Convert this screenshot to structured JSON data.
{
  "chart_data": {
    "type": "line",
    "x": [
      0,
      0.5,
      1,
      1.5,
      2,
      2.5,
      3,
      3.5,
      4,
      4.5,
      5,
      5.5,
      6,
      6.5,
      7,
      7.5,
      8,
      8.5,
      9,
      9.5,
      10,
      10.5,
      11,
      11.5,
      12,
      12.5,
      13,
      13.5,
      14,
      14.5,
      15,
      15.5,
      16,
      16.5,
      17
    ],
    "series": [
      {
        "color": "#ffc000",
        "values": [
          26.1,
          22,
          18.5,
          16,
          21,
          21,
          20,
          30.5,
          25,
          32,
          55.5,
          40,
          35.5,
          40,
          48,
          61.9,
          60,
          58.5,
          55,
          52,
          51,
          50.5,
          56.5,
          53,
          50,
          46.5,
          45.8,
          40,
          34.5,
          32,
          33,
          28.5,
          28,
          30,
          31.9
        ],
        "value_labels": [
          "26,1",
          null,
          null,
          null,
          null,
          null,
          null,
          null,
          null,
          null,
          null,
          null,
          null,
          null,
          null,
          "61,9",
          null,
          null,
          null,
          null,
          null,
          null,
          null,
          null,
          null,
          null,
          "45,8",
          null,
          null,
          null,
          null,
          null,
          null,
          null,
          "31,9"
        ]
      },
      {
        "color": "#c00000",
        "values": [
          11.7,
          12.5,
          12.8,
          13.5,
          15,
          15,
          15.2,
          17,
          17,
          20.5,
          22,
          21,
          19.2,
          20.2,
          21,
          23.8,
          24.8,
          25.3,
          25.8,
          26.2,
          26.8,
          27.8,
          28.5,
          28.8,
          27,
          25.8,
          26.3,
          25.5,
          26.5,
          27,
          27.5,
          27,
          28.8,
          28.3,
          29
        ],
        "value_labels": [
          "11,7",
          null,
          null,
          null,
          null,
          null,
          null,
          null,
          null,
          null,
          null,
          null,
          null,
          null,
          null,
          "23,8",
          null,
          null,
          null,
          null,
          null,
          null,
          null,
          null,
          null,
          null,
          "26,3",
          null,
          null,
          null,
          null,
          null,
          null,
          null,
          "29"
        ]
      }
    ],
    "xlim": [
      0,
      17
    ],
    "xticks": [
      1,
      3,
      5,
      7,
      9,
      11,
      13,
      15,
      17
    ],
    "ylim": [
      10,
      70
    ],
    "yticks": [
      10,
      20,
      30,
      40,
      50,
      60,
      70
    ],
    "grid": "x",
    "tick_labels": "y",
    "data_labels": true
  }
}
-=-=-
> PROBLEM REQUIREMENTS
Output all of the data above without any alteration.

> REPLY TO THE TASK
Convert this screenshot to structured JSON data.
{
  "chart_data": {
    "type": "line",
    "x": [
      0,
      0.5,
      1,
      1.5,
      2,
      2.5,
      3,
      3.5,
      4,
      4.5,
      5,
      5.5,
      6,
      6.5,
      7,
      7.5,
      8,
      8.5,
      9,
      9.5,
      10,
      10.5,
      11,
      11.5,
      12,
      12.5,
      13,
      13.5,
      14,
      14.5,
      15,
      15.5,
      16,
      16.5,
      17
    ],
    "series": [
      {
        "color": "#ffc000",
        "values": [
          26.1,
          22,
          18.5,
          16,
          21,
          21,
          20,
          30.5,
          25,
          32,
          55.5,
          40,
          35.5,
          40,
          48,
          61.9,
          60,
          58.5,
          55,
          52,
          51,
          50.5,
          56.5,
          53,
          50,
          46.5,
          45.8,
          40,
          34.5,
          32,
          33,
          28.5,
          28,
          30,
          31.9
        ],
        "value_labels": [
          "26,1",
          null,
          null,
          null,
          null,
          null,
          null,
          null,
          null,
          null,
          null,
          null,
          null,
          null,
          null,
          "61,9",
          null,
          null,
          null,
          null,
          null,
          null,
          null,
          null,
          null,
          null,
          "45,8",
          null,
          null,
          null,
          null,
          null,
          null,
          null,
          "31,9"
        ]
      },
      {
        "color": "#c00000",
        "values": [
          11.7,
          12.5,
          12.8,
          13.5,
          15,
          15,
          15.2,
          17,
          17,
          20.5,
          22,
          21,
          19.2,
          20.2,
          21,
          23.8,
          24.8,
          25.3,
          25.8,
          26.2,
          26.8,
          27.8,
          28.5,
          28.8,
          27,
          25.8,
          26.3,
          25.5,
          26.5,
          27,
          27.5,
          27,
          28.8,
          28.3,
          29
        ],
        "value_labels": [
          "11,7",
          null,
          null,
          null,
          null,
          null,
          null,
          null,
          null,
          null,
          null,
          null,
          null,
          null,
          null,
          "23,8",
          null,
          null,
          null,
          null,
          null,
          null,
          null,
          null,
          null,
          null,
          "26,3",
          null,
          null,
          null,
          null,
          null,
          null,
          null,
          "29"
        ]
      }
    ],
    "xlim": [
      0,
      17
    ],
    "xticks": [
      1,
      3,
      5,
      7,
      9,
      11,
      13,
      15,
      17
    ],
    "ylim": [
      10,
      70
    ],
    "yticks": [
      10,
      20,
      30,
      40,
      50,
      60,
      70
    ],
    "grid": "x",
    "tick_labels": "y",
    "data_labels": true
  }
}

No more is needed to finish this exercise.